- **AIM**
Write out only the lines running from the one that contains "What text is on this page?" to the end of the material, both ends included.

- **DATA SUPPLIED**

_____

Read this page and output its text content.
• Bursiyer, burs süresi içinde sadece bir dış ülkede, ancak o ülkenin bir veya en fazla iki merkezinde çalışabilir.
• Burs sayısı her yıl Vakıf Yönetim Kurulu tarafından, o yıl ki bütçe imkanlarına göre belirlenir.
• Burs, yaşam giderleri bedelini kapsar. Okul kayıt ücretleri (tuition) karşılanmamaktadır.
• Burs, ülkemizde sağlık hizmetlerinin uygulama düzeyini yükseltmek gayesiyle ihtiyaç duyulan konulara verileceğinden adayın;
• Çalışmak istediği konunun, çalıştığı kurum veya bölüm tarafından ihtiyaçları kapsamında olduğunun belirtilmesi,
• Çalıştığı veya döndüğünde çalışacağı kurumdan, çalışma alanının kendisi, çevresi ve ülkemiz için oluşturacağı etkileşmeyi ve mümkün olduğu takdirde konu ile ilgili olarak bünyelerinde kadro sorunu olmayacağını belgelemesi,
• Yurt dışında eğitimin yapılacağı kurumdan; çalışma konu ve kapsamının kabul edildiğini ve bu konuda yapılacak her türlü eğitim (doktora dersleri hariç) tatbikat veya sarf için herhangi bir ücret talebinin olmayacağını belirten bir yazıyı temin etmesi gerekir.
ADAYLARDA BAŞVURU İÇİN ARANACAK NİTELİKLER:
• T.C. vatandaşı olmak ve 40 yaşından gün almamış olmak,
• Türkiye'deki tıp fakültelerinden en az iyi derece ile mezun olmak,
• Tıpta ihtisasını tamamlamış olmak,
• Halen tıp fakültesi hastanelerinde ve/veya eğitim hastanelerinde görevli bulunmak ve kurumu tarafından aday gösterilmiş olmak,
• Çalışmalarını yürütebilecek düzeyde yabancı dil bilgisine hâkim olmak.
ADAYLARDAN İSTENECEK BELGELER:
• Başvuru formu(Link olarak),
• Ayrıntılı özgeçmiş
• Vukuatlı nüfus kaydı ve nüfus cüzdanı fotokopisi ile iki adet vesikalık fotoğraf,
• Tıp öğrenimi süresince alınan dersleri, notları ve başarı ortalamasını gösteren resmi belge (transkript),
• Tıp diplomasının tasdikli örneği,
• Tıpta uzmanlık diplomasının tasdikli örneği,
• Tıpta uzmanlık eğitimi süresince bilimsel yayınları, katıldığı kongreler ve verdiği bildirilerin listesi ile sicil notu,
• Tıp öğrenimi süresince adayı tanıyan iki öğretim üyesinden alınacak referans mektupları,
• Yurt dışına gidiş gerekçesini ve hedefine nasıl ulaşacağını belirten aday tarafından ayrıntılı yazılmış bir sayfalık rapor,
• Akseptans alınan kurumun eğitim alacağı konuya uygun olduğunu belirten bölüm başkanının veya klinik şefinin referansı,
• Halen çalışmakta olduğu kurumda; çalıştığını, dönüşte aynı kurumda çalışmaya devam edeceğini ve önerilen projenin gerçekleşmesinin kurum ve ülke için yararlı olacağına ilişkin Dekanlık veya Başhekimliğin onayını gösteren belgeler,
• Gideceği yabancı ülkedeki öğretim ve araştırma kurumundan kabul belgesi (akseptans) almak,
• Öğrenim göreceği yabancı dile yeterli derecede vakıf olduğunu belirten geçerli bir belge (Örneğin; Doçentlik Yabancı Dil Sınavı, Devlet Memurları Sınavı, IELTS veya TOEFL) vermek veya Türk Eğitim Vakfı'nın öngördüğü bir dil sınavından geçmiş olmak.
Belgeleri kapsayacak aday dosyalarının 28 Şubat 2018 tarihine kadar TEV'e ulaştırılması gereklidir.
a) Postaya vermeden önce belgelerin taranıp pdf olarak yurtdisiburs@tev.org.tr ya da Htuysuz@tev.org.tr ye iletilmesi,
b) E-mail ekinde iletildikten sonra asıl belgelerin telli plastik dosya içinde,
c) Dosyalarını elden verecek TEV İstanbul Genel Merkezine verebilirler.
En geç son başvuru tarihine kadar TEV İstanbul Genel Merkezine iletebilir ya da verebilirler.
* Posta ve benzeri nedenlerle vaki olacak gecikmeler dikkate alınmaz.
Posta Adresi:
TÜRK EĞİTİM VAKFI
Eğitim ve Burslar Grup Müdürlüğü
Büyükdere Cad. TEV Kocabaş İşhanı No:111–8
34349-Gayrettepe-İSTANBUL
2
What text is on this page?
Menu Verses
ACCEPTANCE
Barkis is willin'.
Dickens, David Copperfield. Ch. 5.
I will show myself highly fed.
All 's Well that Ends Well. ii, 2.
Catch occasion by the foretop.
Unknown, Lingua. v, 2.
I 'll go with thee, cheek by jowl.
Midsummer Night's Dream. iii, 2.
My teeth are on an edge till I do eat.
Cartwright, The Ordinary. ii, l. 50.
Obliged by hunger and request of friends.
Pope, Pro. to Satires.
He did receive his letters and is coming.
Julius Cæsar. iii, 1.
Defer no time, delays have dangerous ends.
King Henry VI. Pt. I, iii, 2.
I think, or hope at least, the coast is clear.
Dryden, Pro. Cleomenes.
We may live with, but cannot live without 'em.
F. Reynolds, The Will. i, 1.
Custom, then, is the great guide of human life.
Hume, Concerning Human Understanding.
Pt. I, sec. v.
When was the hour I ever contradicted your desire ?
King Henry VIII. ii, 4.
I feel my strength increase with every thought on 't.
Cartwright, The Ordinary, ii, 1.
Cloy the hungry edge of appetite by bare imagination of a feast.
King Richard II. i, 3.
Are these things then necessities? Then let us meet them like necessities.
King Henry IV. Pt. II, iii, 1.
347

_____

- **OUTPUT OF THE TASK**
What text is on this page?
Menu Verses
ACCEPTANCE
Barkis is willin'.
Dickens, David Copperfield. Ch. 5.
I will show myself highly fed.
All 's Well that Ends Well. ii, 2.
Catch occasion by the foretop.
Unknown, Lingua. v, 2.
I 'll go with thee, cheek by jowl.
Midsummer Night's Dream. iii, 2.
My teeth are on an edge till I do eat.
Cartwright, The Ordinary. ii, l. 50.
Obliged by hunger and request of friends.
Pope, Pro. to Satires.
He did receive his letters and is coming.
Julius Cæsar. iii, 1.
Defer no time, delays have dangerous ends.
King Henry VI. Pt. I, iii, 2.
I think, or hope at least, the coast is clear.
Dryden, Pro. Cleomenes.
We may live with, but cannot live without 'em.
F. Reynolds, The Will. i, 1.
Custom, then, is the great guide of human life.
Hume, Concerning Human Understanding.
Pt. I, sec. v.
When was the hour I ever contradicted your desire ?
King Henry VIII. ii, 4.
I feel my strength increase with every thought on 't.
Cartwright, The Ordinary, ii, 1.
Cloy the hungry edge of appetite by bare imagination of a feast.
King Richard II. i, 3.
Are these things then necessities? Then let us meet them like necessities.
King Henry IV. Pt. II, iii, 1.
347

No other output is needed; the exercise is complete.